At the same time, as your business grows, your CSMs should be leveraged as strategic advisors who can guide you on how to adapt. They should regularly keep track of user growth and work with you on which solution(s) can best help you scale accordingly. This may involve updates to current technology or other services such as business audits, process innovation, re-configuration, integrations with partner networks, etc. At SmartRecruiters, we pride ourselves in our ability to provide these services through our Hiring Success team.

For example, new leadership may decide to implement changes in strategy, systems, and/or processes related to HR & TA. In these cases, it’s best to understand how your current technology can help you achieve this vision together. CSMs should be able to guide you in identifying which solutions will work best for you.

Hiring Success in Action Hiring Velocity Improvements via Ongoing Engagement

manufacturing iconManufacturing
employees icon6,500+ Employees
countries icon70 Countries

A leading construction formwork company invested in both SmartRecruiters technology and partnership. Our CSM team met with TA management on a regular basis to present the latest product releases and review best practices while TA managers shared updates related to hiring strategy and processes, as well as current satisfaction with the system. TA managers then distilled all updates and shared relevant information with their TA community during a monthly huddle.

PARTS OF THE EXERCISE:
1. In the passage on customer success managers, which SmartRecruiters team provides services such as business audits and process innovation?
2. Using the passage on customer success managers, explain why a growing business should use its CSMs as strategic advisors.
3. Continue the passage on customer success managers from the point where it stops.
The rows have no connection to the passage on customer success managers.

Items from a data source:
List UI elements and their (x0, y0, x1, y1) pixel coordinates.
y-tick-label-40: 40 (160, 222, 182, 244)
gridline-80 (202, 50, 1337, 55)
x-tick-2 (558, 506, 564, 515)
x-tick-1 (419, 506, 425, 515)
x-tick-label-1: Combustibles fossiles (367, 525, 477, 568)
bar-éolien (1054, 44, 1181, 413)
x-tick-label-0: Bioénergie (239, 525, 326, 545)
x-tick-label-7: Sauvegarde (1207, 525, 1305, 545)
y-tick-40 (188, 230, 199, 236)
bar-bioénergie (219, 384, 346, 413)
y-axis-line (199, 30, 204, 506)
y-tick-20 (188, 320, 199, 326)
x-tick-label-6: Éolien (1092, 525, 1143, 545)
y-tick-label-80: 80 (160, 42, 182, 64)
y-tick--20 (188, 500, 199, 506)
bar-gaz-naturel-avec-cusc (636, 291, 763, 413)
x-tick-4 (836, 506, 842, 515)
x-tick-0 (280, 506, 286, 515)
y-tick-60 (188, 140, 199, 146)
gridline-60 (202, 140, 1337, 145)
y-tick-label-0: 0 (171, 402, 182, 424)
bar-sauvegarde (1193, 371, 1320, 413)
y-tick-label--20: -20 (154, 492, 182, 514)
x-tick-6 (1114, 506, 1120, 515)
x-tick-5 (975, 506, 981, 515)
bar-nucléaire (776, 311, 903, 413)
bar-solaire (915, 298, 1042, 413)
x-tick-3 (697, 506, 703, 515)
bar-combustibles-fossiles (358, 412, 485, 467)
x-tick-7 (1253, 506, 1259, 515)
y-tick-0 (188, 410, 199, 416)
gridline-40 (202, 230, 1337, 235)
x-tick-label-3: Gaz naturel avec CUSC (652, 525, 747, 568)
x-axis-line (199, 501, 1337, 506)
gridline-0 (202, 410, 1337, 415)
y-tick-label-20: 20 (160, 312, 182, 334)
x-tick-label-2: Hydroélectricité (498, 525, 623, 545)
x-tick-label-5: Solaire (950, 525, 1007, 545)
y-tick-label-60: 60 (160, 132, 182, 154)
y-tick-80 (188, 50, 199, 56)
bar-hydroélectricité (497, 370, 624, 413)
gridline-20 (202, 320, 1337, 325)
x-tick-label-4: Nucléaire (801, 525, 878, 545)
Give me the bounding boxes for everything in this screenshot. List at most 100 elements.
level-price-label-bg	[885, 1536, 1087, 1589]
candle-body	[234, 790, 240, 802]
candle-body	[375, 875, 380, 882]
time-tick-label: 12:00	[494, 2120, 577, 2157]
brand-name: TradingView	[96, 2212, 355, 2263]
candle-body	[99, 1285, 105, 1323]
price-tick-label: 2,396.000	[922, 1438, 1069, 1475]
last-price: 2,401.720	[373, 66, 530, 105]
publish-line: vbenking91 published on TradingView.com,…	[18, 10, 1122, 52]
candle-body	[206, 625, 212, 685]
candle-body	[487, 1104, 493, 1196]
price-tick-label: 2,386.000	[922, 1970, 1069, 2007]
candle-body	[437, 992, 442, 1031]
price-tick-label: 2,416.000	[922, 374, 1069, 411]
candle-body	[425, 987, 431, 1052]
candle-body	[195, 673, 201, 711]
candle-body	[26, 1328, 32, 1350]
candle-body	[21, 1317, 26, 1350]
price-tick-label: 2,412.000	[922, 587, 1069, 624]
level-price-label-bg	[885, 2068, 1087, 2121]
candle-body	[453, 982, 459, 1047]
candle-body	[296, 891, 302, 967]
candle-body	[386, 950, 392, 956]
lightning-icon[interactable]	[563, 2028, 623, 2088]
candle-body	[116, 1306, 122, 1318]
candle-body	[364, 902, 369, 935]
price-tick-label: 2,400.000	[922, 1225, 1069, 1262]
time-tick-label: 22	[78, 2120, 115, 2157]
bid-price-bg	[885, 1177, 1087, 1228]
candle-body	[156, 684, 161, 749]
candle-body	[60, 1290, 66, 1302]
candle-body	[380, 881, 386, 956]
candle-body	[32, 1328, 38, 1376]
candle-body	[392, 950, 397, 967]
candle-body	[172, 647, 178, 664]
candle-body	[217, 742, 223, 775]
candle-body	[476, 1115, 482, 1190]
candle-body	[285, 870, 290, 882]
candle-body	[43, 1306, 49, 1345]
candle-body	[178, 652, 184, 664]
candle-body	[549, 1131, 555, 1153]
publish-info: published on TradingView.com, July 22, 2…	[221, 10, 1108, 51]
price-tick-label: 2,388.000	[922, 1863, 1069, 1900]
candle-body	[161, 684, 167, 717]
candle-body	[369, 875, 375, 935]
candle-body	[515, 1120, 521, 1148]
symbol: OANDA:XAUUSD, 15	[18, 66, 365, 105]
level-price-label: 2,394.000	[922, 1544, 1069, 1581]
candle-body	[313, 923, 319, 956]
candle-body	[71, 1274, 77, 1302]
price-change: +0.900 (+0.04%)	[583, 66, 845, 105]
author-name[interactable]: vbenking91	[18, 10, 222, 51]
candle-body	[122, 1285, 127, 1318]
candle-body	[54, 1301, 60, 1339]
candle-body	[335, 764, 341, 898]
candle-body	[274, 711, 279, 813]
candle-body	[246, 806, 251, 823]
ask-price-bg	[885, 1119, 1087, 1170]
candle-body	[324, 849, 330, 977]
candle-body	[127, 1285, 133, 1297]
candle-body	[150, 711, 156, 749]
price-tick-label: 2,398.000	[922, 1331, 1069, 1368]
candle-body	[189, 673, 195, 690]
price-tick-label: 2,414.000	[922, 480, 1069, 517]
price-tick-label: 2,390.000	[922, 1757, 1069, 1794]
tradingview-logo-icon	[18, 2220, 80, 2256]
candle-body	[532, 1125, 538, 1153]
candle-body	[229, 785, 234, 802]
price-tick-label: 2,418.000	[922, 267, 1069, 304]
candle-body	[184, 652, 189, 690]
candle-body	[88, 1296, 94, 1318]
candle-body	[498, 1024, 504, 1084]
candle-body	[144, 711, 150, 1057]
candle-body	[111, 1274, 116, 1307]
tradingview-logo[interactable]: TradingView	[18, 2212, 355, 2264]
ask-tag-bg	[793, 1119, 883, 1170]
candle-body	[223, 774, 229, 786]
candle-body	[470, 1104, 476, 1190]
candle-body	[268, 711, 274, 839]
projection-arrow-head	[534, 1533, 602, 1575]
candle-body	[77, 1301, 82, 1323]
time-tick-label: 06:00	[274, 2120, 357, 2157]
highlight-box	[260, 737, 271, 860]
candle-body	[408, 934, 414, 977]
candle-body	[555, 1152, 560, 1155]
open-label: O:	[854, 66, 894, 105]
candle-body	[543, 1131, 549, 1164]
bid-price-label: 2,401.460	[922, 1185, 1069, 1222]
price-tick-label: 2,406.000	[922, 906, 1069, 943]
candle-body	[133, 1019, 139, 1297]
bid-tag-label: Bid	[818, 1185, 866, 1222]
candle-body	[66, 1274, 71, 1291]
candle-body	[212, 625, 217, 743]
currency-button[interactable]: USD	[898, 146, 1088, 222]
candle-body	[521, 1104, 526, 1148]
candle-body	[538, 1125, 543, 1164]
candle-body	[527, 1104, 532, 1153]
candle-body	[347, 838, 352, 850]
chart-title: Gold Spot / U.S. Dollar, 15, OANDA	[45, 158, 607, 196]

RESPONSES FOR EACH TASK:
1. The Hiring Success team.

2. As a business grows, it needs to adapt, and CSMs can guide it on how to do that. They keep track of user growth and work with the business on which solutions can best help it scale.

3.
This engagement was useful for both the customer and the provider. The company’s TA team was able to learn more about new and relevant product capabilities. At the same time, SmartRecruiters CSMs were able to better understand the nature of the customers relationship to the product, allowing CSMs to tailor product offerings and services that appropriately catered to their customer’s needs. Consequently, the company was able to maintain strong adoption and engagement across 160 branches, 70 countries, and 6,700 full-time employees.

Strong buy-in from recruiters and hiring managers, in addition to an increase in higher-skilled candidates, saw the company’s Hiring Velocity improve by 37%.

-75%
Time from post to hire

+38%
Application to hire rate

37%
Jobs filled on time

Hiring Success in Action Ongoing Engagement Blunders

marketing iconMarketing & Advertising
employees icon23,000+ Employees
countries icon100 Countries

Our CSMs have also experienced situations where organizations did not engage with their providers on a regular basis. This lack of engagement almost always hurts businesses’ ability to attract quality talent. For example, a global media and advertising company purchased a new ATS with the hopes of becoming more competitive in talent attraction. After a successful launch, the company saw an initial uptick in user adoption and engagement, which led to an improved candidate experience and higher quality hires.

Unfortunately, the company did not create standard operating procedures to maintain an ongoing relationship with their technology provider, preventing them from tracking user adoption, engagement, and satisfaction over time, particularly during employee turnover. In addition, there was no formal process for knowledge sharing—training new users or educating about new product updates.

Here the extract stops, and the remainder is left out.